## Given problem
Edit the entries from the line with "table-cell: 15 (575, 425, 620, 470)" up to and including the line with "table-cell: -0.101 (2367, 1008, 2481, 1054)", replacing "table-row" with "data-row" and leaving everything else unchanged. Give only those lines.

## Records provided
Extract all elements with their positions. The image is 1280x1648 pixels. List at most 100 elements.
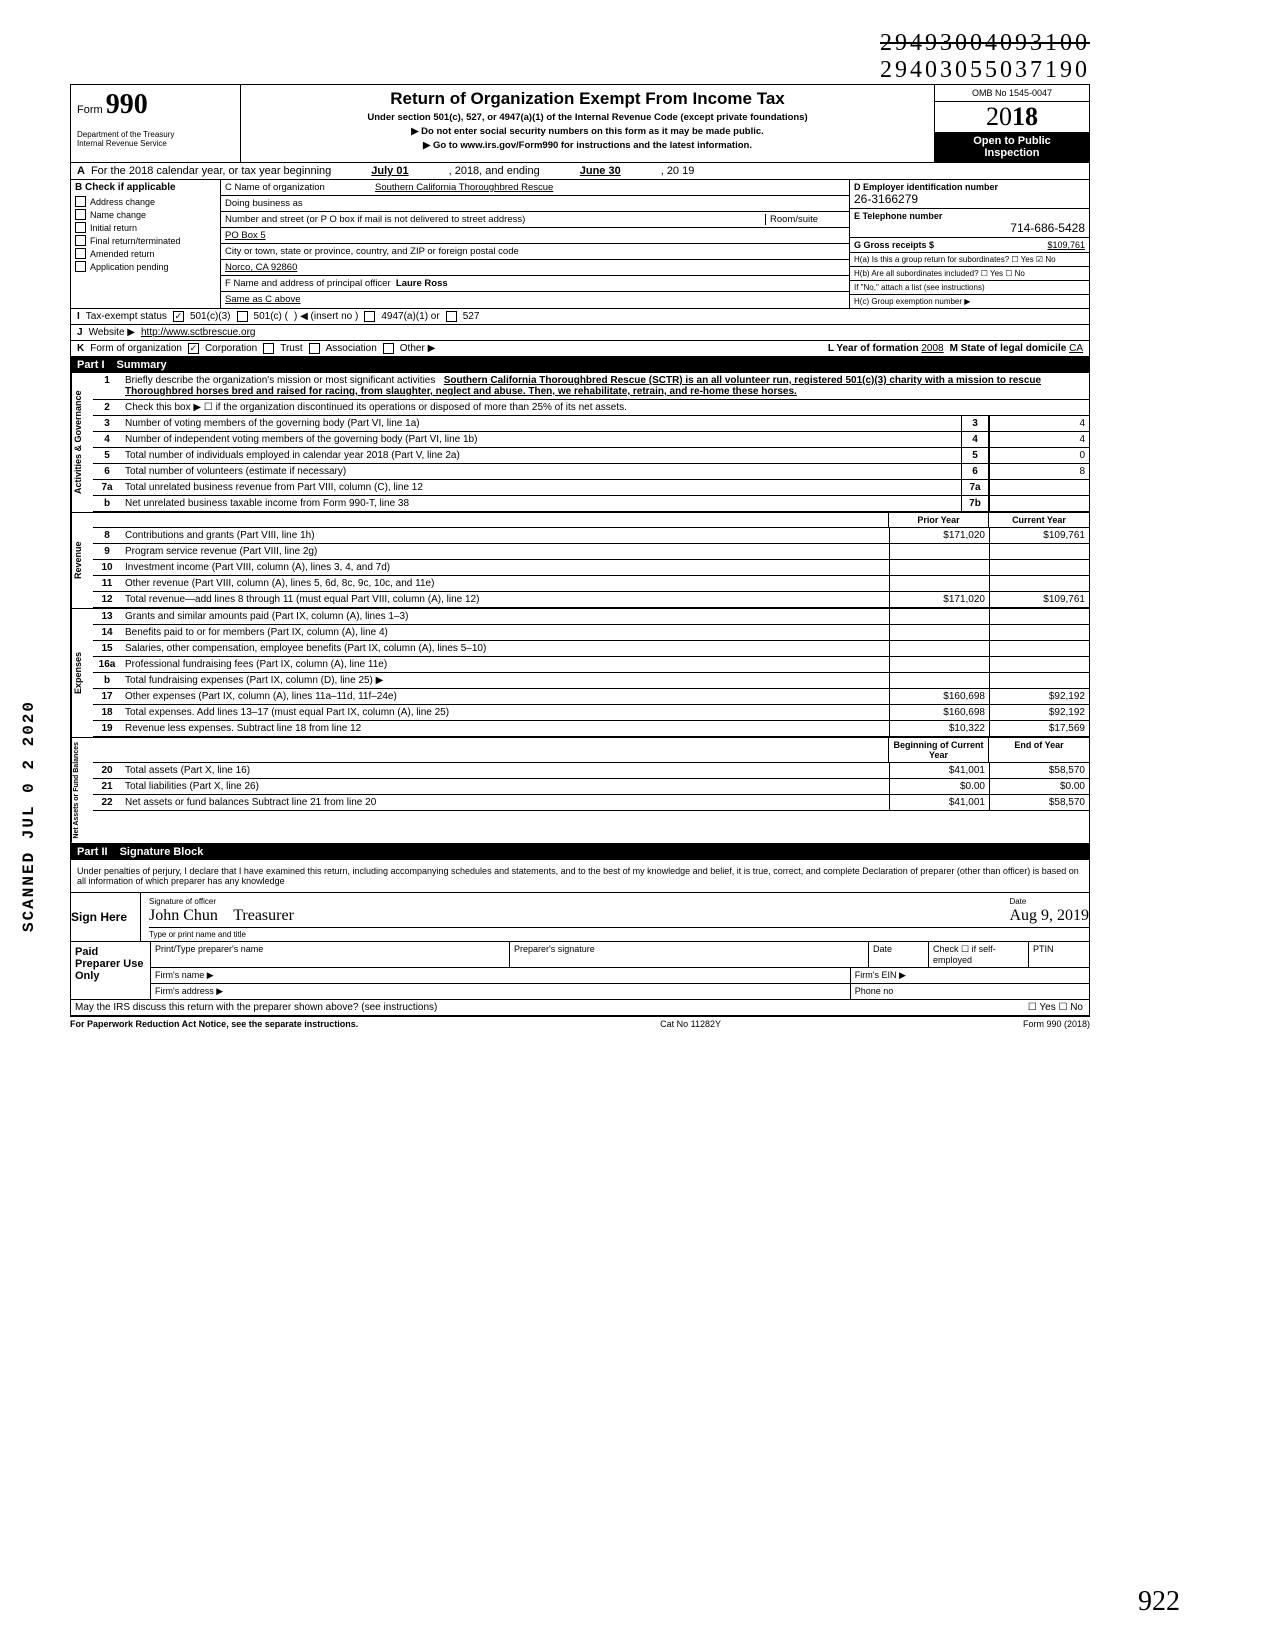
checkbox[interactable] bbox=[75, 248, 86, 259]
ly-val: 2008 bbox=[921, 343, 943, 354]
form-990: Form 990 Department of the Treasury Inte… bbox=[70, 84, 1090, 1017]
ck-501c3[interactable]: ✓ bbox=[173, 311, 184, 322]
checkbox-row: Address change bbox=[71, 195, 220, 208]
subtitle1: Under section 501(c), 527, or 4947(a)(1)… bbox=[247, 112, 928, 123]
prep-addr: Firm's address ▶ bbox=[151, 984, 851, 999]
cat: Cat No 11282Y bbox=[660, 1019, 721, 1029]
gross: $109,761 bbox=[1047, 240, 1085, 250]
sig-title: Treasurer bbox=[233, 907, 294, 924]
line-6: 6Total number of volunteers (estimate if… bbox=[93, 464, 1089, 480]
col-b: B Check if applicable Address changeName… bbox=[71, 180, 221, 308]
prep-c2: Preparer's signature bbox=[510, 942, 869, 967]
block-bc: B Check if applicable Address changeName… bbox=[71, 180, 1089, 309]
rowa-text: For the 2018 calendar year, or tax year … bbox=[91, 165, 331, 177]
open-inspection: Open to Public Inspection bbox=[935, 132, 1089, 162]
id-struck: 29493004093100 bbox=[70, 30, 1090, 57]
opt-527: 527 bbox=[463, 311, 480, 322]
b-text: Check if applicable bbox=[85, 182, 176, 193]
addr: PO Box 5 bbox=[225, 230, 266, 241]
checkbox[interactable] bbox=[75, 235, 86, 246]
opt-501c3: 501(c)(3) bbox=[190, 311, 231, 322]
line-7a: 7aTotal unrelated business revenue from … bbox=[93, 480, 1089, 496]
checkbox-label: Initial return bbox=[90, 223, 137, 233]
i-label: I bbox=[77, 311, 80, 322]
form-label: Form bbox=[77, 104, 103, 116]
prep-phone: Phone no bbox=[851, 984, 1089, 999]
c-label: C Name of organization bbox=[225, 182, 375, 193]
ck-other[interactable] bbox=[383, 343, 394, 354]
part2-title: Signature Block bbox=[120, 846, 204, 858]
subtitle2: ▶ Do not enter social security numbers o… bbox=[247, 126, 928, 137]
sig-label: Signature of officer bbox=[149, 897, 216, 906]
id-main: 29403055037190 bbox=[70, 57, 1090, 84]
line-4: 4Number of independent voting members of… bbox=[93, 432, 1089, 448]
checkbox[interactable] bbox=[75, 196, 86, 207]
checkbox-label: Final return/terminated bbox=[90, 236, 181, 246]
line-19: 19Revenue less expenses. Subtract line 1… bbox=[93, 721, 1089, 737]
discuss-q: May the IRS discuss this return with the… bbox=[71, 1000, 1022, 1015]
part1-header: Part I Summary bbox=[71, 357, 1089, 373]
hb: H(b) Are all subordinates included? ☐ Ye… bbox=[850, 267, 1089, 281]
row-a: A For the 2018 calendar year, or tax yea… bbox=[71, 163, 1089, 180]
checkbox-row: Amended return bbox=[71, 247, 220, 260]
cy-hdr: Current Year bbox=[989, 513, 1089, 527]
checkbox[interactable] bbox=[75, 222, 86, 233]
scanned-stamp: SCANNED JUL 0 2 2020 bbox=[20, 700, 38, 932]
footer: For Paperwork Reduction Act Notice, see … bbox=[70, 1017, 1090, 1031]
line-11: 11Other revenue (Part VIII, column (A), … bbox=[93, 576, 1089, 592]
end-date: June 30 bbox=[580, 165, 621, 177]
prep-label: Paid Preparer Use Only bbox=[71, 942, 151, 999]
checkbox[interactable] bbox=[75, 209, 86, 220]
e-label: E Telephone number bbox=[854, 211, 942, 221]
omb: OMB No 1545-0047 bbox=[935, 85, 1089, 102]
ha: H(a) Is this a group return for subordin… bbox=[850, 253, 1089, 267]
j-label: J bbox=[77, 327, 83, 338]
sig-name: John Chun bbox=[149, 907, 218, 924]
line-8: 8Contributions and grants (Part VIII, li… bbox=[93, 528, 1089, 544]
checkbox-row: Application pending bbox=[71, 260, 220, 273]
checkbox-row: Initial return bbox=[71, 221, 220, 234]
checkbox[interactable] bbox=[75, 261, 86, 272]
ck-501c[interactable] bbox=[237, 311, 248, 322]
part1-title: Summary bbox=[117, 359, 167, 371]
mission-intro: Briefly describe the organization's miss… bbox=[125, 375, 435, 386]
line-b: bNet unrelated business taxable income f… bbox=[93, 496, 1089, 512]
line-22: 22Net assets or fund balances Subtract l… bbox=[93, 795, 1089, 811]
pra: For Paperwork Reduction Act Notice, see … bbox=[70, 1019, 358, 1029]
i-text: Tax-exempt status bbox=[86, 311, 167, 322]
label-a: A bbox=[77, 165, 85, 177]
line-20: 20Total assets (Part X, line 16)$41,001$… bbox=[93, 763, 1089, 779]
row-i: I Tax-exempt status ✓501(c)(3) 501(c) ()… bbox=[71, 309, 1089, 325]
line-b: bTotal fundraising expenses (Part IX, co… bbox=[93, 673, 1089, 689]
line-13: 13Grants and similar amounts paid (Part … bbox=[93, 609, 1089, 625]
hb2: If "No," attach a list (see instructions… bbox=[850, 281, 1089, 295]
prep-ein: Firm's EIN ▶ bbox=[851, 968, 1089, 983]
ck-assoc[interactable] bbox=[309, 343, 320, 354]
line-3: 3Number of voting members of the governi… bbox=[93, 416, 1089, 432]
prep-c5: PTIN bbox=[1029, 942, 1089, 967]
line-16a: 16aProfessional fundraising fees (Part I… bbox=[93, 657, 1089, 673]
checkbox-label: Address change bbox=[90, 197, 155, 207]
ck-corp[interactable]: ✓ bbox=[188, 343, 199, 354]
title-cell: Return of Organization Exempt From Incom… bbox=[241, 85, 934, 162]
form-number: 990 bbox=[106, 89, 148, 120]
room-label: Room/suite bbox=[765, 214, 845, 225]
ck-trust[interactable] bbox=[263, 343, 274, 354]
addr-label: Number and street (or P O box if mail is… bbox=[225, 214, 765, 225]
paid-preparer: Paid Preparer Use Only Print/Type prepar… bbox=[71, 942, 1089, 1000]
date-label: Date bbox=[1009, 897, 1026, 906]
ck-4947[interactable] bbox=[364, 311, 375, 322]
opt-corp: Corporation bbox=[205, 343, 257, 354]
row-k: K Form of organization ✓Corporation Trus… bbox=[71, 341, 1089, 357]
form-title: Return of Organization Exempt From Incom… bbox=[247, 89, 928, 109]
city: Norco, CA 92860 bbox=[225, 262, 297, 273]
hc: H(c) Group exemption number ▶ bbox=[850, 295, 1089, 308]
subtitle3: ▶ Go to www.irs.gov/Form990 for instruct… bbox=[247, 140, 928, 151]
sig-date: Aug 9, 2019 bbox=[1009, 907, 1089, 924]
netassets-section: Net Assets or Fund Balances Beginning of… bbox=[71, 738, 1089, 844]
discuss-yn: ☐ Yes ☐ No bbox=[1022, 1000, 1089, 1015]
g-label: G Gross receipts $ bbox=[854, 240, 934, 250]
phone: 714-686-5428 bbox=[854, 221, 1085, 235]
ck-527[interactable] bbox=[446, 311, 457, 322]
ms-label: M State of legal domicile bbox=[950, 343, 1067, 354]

--

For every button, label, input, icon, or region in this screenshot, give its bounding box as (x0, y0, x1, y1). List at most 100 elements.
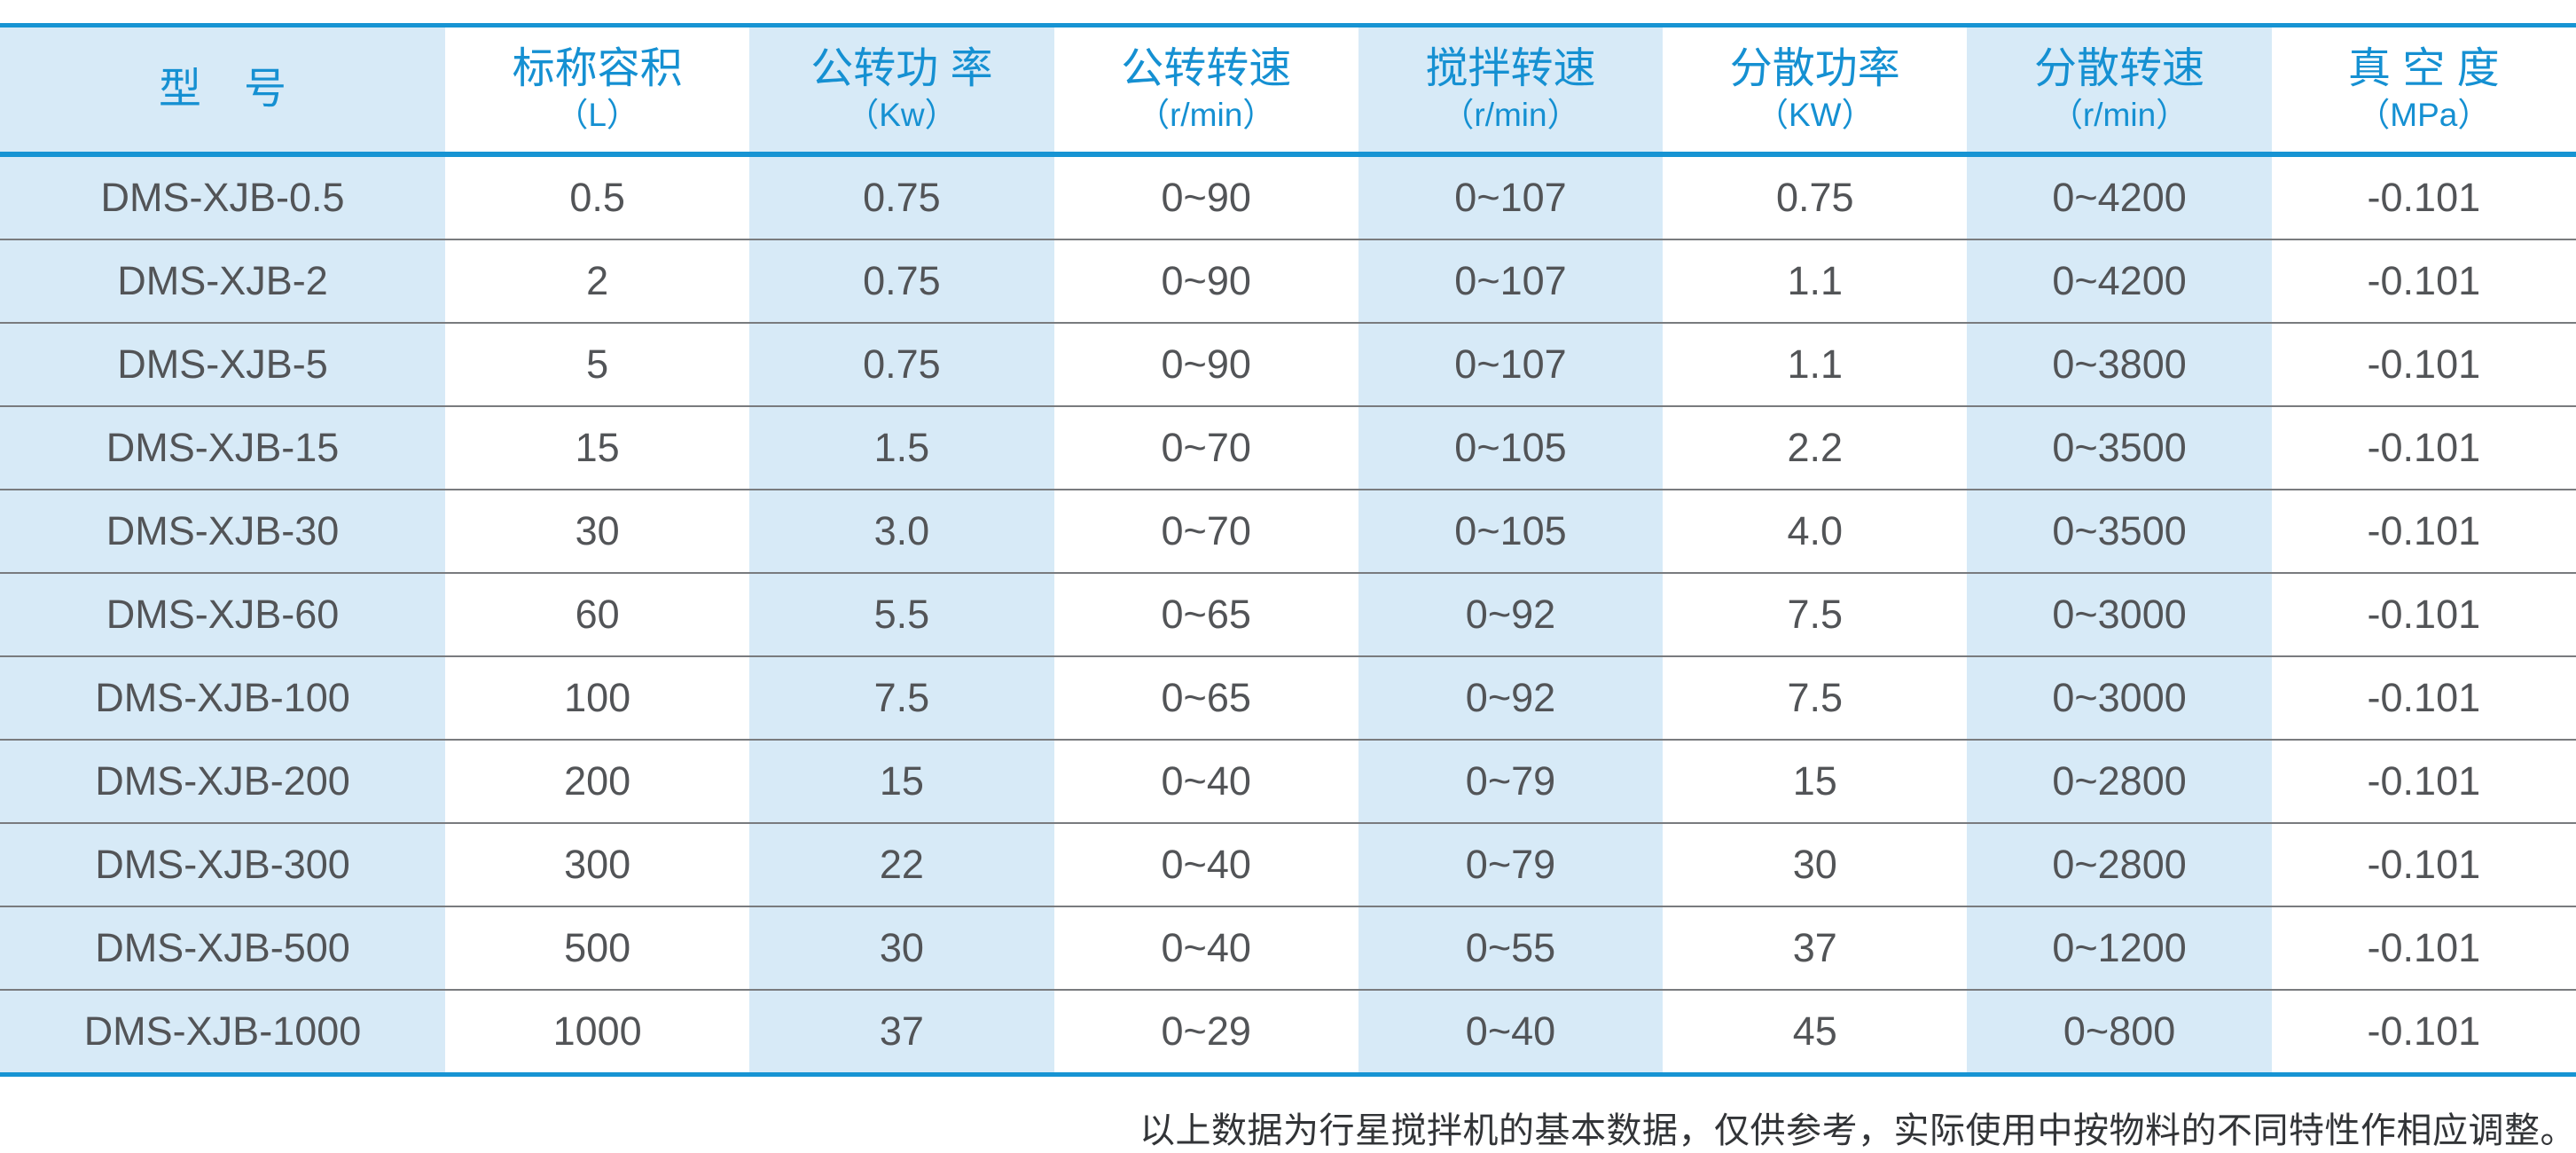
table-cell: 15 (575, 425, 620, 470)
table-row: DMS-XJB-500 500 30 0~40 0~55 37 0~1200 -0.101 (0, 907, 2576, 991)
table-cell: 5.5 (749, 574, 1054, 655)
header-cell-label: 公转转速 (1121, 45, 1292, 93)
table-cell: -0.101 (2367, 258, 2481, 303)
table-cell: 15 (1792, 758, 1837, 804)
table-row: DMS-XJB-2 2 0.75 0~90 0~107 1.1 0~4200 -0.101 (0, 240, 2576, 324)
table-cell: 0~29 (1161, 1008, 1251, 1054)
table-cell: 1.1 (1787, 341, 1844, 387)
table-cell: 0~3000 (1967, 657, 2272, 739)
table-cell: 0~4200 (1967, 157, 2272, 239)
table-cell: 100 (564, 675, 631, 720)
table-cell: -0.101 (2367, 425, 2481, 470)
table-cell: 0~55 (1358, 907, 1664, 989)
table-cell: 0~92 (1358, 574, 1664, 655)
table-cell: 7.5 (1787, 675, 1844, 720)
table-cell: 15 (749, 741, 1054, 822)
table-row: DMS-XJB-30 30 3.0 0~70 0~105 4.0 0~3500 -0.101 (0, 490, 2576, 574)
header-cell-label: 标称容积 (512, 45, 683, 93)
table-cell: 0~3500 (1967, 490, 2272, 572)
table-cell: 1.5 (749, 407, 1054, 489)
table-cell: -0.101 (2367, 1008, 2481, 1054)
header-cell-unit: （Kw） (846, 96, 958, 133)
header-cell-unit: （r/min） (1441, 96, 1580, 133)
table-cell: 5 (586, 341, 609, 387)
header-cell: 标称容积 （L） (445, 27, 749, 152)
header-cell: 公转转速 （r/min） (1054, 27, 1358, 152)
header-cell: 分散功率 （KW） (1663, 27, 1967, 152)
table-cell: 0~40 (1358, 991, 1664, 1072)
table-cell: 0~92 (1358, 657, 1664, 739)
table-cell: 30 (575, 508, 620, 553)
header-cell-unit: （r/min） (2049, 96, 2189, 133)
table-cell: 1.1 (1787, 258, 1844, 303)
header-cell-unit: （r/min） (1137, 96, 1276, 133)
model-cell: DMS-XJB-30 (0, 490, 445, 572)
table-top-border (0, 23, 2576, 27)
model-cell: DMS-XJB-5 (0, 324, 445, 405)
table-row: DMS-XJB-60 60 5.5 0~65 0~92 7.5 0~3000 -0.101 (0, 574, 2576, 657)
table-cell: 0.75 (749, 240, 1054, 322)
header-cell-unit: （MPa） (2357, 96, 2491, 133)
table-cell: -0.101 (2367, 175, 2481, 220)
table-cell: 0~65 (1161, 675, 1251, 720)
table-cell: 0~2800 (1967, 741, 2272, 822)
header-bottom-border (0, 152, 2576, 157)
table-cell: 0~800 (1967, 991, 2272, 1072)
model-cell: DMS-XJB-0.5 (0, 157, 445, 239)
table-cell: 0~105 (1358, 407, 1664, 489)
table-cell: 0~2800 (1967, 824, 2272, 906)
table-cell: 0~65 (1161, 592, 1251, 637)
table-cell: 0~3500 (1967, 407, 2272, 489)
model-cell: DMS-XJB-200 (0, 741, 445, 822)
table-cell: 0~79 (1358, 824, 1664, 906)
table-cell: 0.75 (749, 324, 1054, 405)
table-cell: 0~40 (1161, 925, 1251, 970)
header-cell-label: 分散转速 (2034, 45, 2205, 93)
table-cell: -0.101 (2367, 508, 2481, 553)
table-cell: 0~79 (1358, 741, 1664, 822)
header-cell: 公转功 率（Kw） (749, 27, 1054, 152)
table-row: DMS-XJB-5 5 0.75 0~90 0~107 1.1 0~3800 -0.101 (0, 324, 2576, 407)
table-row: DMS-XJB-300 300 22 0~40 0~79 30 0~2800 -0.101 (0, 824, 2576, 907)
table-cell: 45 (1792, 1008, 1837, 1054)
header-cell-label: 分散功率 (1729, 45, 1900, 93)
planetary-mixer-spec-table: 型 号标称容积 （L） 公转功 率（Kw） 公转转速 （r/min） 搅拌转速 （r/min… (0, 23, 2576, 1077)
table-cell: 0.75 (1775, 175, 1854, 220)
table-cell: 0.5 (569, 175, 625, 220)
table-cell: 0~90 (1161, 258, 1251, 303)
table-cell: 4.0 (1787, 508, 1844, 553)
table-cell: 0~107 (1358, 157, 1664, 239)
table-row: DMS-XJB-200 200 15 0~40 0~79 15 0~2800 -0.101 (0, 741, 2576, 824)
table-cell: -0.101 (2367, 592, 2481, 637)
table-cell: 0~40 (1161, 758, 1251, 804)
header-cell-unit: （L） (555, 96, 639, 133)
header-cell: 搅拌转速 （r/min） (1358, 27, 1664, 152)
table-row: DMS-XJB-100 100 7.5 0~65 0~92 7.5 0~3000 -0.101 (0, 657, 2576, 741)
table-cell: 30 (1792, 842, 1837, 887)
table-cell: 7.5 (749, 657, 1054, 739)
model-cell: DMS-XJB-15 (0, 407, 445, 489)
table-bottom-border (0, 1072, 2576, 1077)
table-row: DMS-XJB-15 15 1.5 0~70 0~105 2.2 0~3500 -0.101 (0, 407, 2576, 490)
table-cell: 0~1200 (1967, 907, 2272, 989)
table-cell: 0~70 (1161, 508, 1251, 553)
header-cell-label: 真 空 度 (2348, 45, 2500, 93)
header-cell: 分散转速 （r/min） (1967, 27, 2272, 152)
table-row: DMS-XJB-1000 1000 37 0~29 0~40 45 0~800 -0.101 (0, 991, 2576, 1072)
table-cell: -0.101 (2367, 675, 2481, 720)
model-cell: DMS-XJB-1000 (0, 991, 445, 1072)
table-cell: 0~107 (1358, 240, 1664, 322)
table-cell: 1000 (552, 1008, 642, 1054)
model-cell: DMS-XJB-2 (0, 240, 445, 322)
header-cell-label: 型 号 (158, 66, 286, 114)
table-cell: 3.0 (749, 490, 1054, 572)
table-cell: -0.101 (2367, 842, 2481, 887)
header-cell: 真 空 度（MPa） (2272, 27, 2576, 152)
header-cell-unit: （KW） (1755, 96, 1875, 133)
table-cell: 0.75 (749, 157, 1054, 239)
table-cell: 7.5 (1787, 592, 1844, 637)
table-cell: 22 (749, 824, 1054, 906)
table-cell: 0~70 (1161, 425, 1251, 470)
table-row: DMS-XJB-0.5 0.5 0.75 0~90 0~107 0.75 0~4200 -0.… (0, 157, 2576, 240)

## Solution for this exercise
table-cell: 15 (575, 425, 620, 470)
data-row: DMS-XJB-500 500 30 0~40 0~55 37 0~1200 -0.101 (0, 907, 2576, 991)
table-cell: 5.5 (749, 574, 1054, 655)
header-cell-label: 公转转速 (1121, 45, 1292, 93)
table-cell: -0.101 (2367, 258, 2481, 303)
table-cell: 15 (1792, 758, 1837, 804)
data-row: DMS-XJB-2 2 0.75 0~90 0~107 1.1 0~4200 -0.101 (0, 240, 2576, 324)
table-cell: 0~29 (1161, 1008, 1251, 1054)
table-cell: 1.1 (1787, 341, 1844, 387)
table-cell: 0~3000 (1967, 657, 2272, 739)
table-cell: 0~4200 (1967, 157, 2272, 239)
table-cell: 100 (564, 675, 631, 720)
table-cell: -0.101 (2367, 425, 2481, 470)
table-cell: 0~55 (1358, 907, 1664, 989)
table-cell: 0~92 (1358, 574, 1664, 655)
table-cell: 7.5 (1787, 675, 1844, 720)
table-cell: 15 (749, 741, 1054, 822)
data-row: DMS-XJB-30 30 3.0 0~70 0~105 4.0 0~3500 -0.101 (0, 490, 2576, 574)
header-cell-label: 标称容积 (512, 45, 683, 93)
table-cell: 0~3500 (1967, 490, 2272, 572)
table-cell: 1.5 (749, 407, 1054, 489)
table-cell: -0.101 (2367, 1008, 2481, 1054)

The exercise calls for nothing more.